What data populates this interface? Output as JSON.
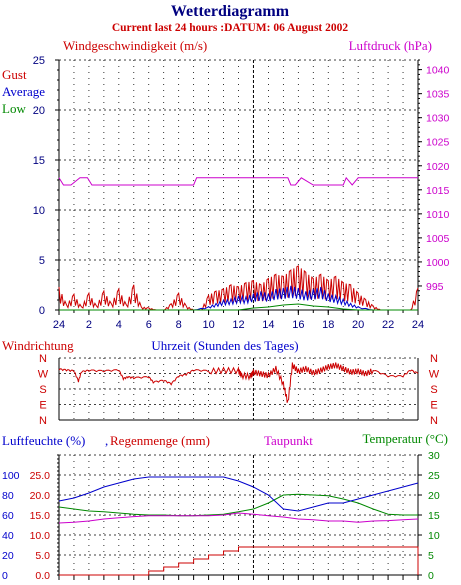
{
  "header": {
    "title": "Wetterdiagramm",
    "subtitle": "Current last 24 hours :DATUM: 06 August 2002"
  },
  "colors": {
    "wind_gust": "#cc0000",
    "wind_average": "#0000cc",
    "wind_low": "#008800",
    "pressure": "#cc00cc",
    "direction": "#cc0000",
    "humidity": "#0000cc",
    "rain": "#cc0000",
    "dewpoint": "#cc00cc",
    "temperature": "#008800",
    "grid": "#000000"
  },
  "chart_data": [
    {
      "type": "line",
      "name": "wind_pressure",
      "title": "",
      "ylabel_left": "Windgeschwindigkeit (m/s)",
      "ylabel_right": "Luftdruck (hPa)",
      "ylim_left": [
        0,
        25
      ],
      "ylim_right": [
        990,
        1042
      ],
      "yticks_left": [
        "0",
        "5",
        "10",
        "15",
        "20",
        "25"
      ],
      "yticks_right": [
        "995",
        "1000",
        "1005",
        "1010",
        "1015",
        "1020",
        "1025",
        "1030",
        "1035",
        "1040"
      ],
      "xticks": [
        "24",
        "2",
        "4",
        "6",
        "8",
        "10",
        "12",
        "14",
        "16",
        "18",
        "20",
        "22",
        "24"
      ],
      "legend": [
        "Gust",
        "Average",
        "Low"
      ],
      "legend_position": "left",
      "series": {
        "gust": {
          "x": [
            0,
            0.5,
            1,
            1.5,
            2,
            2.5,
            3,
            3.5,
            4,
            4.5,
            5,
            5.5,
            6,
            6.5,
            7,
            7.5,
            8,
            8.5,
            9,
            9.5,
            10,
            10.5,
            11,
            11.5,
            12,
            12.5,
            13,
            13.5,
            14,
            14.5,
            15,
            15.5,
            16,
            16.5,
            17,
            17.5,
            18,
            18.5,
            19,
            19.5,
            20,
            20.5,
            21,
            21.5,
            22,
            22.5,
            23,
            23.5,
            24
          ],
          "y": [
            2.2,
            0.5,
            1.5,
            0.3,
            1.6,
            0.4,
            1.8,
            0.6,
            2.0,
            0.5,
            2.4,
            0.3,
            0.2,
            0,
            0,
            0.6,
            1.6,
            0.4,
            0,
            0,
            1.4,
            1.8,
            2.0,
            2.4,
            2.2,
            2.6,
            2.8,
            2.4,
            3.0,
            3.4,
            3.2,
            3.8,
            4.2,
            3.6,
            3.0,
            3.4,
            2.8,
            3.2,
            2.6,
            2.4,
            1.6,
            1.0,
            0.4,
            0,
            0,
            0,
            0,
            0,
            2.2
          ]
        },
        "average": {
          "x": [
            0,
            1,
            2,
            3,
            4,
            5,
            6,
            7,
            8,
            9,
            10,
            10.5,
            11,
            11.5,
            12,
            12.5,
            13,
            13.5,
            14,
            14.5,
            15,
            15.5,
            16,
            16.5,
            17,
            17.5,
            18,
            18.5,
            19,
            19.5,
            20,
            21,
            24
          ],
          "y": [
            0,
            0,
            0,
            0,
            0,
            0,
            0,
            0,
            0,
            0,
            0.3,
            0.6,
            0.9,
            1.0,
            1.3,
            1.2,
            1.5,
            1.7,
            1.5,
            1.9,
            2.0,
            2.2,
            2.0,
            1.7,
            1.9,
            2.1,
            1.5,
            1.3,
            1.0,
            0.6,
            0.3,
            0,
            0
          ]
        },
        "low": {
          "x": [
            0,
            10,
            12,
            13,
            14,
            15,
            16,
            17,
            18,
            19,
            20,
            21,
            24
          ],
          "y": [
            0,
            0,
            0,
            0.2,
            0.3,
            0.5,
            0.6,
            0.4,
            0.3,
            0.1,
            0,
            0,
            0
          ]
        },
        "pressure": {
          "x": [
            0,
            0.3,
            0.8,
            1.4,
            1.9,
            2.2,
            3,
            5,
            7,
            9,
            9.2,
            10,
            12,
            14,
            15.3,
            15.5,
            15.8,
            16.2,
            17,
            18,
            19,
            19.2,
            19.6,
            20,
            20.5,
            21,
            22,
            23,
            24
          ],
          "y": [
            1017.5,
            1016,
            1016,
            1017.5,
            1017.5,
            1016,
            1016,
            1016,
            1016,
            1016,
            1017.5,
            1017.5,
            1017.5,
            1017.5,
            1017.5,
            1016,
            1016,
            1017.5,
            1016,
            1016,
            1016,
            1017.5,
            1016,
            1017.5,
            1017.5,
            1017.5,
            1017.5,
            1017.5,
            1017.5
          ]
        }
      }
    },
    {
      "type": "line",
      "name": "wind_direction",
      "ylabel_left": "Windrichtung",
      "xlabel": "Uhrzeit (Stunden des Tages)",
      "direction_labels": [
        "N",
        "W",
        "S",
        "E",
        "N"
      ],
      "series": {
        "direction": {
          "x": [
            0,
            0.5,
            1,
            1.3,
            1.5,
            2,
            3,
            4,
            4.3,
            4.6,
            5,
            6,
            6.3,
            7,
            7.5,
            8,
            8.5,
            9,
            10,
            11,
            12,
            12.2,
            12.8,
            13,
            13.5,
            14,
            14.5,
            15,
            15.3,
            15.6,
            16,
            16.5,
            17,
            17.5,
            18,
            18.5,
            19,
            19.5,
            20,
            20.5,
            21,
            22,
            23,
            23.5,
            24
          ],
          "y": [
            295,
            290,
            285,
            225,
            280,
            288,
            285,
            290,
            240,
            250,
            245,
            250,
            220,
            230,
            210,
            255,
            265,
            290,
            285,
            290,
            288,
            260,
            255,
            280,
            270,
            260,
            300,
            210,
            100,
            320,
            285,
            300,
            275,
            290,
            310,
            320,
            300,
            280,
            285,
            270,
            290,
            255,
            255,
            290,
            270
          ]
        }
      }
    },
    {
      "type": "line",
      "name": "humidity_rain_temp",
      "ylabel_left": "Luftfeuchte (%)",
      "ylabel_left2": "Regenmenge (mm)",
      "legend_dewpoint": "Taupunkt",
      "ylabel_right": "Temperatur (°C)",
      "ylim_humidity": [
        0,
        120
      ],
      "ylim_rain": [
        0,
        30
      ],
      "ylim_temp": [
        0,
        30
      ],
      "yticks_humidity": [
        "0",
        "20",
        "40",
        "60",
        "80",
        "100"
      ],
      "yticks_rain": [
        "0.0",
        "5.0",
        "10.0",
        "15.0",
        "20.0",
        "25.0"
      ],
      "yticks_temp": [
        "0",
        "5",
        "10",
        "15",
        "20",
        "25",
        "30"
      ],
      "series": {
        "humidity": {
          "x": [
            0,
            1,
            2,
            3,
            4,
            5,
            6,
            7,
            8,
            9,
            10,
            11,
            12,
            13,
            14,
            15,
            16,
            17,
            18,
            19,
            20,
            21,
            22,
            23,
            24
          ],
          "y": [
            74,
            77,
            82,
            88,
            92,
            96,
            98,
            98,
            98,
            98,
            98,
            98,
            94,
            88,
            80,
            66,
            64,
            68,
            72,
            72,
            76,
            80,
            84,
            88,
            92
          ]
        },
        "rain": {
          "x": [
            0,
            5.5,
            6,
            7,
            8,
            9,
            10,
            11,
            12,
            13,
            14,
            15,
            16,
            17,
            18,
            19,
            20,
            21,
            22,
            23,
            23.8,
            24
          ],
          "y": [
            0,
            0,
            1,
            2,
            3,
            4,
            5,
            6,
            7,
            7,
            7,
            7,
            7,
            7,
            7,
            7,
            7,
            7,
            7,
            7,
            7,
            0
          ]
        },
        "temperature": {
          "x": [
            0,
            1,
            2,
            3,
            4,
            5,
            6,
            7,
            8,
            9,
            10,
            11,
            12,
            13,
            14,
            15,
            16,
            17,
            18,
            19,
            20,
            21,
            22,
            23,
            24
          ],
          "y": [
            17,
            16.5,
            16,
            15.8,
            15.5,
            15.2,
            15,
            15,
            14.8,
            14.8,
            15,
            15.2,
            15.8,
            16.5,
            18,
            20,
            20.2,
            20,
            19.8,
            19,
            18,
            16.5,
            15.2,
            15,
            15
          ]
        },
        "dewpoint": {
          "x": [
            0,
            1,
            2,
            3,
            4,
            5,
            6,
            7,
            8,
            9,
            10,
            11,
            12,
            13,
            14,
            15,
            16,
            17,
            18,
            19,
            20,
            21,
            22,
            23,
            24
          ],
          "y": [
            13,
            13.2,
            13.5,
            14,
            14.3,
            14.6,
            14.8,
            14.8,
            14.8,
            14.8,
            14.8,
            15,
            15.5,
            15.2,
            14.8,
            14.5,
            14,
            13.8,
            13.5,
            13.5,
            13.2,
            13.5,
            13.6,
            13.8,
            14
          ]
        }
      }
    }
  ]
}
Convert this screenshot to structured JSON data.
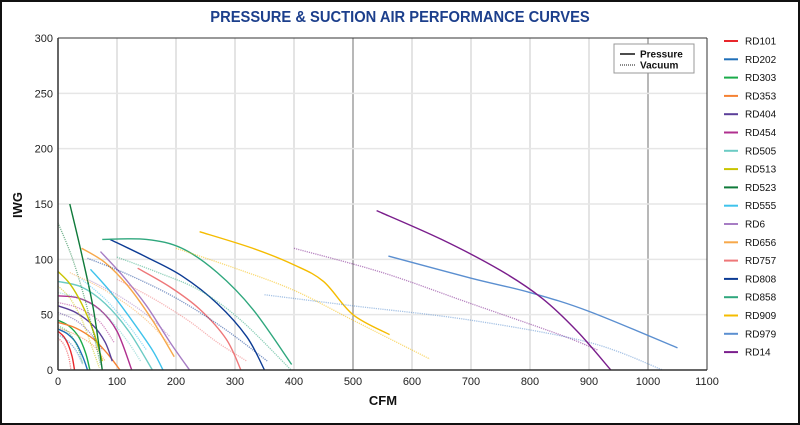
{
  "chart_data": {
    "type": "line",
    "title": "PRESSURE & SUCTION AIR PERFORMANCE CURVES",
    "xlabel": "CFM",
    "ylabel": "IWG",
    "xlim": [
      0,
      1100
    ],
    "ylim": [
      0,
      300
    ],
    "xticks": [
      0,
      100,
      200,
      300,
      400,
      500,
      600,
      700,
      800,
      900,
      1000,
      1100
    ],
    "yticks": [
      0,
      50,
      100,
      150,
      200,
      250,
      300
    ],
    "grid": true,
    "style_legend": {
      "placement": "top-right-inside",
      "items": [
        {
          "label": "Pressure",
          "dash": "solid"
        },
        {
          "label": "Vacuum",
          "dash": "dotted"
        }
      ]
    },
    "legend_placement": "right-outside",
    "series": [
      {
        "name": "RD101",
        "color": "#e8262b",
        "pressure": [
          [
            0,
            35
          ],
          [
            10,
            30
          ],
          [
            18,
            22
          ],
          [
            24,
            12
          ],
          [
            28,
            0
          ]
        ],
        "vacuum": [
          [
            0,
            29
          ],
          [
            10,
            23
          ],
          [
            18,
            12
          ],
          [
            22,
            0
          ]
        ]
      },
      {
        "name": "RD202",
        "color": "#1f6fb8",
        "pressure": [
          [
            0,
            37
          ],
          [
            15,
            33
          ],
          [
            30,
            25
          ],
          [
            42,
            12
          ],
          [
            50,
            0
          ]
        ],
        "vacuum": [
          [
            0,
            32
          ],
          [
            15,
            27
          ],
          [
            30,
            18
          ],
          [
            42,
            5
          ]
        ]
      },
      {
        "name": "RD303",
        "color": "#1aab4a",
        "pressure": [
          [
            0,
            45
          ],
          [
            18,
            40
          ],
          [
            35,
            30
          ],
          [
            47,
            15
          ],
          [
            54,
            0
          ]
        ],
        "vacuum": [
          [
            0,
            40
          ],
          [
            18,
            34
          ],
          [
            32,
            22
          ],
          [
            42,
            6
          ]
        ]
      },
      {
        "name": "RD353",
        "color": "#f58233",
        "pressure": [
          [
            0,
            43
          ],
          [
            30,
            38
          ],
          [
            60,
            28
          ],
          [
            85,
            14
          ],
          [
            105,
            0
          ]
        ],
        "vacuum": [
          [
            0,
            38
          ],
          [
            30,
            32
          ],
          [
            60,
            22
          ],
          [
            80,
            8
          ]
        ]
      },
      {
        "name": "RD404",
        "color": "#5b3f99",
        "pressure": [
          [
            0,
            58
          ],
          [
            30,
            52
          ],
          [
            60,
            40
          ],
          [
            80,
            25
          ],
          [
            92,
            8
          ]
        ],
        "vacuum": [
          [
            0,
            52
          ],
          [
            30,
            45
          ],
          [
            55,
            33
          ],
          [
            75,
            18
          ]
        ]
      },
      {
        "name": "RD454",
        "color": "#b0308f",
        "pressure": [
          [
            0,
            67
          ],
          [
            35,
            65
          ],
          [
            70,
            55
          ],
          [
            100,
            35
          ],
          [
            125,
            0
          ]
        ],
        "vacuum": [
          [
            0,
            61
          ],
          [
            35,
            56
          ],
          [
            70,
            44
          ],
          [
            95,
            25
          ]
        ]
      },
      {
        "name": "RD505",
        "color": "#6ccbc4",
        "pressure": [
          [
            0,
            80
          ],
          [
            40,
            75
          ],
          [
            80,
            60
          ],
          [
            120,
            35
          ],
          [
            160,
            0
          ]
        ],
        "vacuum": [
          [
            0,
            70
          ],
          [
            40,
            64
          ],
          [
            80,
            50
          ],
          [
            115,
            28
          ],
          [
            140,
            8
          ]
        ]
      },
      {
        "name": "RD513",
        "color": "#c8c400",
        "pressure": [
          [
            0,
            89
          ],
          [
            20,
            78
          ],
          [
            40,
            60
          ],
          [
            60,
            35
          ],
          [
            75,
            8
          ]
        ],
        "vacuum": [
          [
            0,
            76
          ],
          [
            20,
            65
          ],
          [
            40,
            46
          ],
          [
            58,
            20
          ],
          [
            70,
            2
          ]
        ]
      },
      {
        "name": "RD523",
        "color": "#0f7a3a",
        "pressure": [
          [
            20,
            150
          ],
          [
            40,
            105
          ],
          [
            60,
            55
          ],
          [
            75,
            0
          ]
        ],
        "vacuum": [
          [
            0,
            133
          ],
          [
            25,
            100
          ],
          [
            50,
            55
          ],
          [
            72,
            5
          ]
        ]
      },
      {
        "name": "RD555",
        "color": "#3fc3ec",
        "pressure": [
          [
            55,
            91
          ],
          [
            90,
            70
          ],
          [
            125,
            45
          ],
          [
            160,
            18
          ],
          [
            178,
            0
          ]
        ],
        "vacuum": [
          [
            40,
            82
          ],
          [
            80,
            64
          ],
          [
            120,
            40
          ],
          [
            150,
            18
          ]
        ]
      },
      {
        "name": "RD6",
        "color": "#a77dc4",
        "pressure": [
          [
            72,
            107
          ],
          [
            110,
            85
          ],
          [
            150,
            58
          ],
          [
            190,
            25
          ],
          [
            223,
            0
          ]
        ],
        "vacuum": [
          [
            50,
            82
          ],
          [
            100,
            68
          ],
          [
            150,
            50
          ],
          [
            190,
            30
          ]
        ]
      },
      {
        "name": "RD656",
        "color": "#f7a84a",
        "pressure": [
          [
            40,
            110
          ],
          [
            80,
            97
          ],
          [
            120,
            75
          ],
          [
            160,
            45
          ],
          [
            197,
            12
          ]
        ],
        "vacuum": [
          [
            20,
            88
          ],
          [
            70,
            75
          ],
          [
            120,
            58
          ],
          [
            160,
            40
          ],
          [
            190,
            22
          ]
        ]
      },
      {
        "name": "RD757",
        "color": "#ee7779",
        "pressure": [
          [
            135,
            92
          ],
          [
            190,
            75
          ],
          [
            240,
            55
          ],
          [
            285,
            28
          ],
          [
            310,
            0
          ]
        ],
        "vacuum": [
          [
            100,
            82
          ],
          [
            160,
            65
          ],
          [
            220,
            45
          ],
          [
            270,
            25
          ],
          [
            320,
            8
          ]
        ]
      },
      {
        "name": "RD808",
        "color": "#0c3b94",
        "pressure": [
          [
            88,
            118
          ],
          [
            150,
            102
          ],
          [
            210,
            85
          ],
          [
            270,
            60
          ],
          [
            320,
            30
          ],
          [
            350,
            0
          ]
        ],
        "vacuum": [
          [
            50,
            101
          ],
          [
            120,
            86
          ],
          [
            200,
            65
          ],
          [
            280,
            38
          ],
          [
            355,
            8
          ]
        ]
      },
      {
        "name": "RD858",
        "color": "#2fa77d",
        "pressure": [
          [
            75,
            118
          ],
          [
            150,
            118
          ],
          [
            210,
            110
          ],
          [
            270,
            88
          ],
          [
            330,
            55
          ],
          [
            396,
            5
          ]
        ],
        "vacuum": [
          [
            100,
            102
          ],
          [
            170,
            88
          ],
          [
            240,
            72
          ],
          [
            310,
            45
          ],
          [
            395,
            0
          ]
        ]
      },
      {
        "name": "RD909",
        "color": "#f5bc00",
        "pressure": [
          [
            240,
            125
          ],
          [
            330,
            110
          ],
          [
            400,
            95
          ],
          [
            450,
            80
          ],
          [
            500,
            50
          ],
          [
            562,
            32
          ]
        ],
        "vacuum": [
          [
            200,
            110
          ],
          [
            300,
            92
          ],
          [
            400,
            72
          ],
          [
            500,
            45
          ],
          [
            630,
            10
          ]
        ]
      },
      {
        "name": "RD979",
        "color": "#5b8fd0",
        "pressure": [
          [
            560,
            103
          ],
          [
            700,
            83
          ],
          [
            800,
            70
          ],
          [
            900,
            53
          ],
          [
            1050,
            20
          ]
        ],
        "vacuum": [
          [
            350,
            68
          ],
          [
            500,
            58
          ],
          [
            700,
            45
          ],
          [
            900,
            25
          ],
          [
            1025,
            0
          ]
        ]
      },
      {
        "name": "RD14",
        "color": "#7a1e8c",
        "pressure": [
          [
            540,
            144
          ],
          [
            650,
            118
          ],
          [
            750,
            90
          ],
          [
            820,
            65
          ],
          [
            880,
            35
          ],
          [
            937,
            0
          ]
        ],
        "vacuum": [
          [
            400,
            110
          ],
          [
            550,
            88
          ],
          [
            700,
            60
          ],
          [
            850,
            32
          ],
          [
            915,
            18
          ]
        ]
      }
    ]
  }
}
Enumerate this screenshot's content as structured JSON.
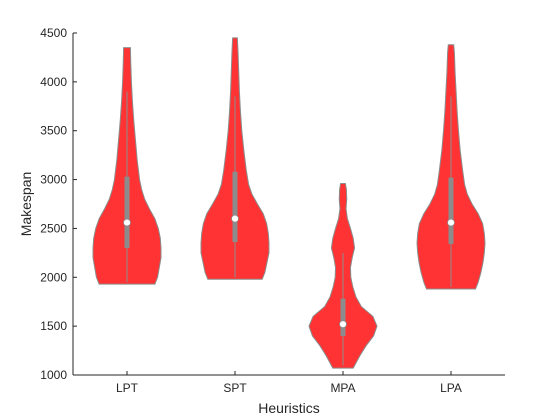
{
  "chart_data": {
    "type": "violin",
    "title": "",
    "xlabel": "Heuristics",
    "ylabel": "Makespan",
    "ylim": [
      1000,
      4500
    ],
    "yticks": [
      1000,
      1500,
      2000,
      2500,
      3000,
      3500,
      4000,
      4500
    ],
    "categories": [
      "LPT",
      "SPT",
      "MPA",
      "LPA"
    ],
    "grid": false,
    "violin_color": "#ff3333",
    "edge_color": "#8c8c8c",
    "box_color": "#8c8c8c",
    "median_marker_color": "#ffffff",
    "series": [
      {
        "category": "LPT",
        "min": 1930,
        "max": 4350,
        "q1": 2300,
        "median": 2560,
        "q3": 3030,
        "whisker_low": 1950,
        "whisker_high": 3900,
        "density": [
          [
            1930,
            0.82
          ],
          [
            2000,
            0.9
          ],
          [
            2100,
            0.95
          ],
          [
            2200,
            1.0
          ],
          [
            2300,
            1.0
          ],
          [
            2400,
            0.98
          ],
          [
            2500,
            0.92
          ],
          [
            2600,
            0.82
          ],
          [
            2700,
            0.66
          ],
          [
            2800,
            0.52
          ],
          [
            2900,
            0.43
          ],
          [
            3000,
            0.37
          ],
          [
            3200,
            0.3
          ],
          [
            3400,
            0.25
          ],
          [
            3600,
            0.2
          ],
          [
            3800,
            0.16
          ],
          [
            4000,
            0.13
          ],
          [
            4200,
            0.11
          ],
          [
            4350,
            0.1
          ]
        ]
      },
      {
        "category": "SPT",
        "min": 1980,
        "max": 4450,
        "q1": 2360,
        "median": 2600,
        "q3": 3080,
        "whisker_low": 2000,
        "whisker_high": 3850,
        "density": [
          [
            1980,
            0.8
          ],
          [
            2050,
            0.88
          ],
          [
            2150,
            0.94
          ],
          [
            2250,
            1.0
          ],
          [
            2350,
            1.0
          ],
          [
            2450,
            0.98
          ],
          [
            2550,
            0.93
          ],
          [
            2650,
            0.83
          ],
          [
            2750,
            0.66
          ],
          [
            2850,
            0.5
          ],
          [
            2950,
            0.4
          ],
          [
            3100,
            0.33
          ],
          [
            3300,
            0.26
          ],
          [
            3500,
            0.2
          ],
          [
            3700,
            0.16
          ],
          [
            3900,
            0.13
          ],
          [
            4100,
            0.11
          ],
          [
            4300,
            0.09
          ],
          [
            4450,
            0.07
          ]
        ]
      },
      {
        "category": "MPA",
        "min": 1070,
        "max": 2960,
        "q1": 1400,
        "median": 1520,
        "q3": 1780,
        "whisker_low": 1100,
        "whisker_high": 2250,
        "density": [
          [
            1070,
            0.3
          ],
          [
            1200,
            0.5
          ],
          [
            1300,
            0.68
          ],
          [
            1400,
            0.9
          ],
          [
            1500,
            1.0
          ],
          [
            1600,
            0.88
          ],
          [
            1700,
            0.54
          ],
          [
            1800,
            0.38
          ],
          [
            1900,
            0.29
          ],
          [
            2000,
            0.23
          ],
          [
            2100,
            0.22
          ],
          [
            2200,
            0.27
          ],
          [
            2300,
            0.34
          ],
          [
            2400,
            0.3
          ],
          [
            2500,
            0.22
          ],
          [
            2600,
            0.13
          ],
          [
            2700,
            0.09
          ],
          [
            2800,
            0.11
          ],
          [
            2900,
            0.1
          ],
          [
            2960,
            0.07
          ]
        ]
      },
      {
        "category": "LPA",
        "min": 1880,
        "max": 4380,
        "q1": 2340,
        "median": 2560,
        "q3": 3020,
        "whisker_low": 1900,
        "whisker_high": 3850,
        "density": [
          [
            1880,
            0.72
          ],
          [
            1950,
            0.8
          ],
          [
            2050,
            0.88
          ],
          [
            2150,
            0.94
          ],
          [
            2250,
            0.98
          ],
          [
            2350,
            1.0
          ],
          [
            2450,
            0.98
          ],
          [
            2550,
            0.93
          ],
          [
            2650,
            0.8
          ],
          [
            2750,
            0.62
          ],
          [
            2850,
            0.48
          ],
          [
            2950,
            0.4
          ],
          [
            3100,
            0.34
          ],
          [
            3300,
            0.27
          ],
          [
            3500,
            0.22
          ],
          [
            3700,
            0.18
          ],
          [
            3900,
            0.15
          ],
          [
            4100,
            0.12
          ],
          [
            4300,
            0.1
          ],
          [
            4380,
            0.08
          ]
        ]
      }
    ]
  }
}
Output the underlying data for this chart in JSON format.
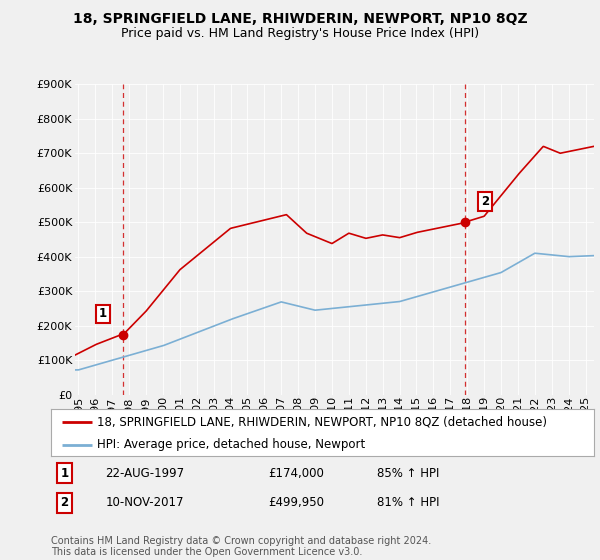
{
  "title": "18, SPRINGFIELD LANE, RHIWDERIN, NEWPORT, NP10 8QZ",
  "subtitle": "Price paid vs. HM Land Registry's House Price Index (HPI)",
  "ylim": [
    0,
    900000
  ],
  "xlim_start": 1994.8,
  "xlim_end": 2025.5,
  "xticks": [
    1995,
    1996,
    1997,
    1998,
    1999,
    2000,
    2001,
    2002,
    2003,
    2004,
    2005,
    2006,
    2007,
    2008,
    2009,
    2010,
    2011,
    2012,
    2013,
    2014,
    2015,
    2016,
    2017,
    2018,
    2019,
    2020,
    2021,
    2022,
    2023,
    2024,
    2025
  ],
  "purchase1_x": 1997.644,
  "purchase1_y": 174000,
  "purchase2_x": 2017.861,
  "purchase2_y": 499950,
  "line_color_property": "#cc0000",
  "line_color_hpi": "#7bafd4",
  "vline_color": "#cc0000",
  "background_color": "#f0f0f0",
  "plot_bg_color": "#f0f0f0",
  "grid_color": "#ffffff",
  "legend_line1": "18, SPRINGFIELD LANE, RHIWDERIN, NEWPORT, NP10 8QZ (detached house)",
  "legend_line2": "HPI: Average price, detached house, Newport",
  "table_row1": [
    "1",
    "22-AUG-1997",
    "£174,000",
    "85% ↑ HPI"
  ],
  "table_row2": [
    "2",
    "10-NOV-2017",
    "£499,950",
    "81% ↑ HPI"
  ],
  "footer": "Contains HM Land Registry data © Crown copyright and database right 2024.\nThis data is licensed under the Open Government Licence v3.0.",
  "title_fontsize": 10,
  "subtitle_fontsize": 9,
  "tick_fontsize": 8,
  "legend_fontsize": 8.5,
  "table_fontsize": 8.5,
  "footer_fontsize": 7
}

§

Gather all lines from the listing above in which "Output" occurs.

What data populates this interface? Output as JSON.
Output the underlying data for this chart in JSON format.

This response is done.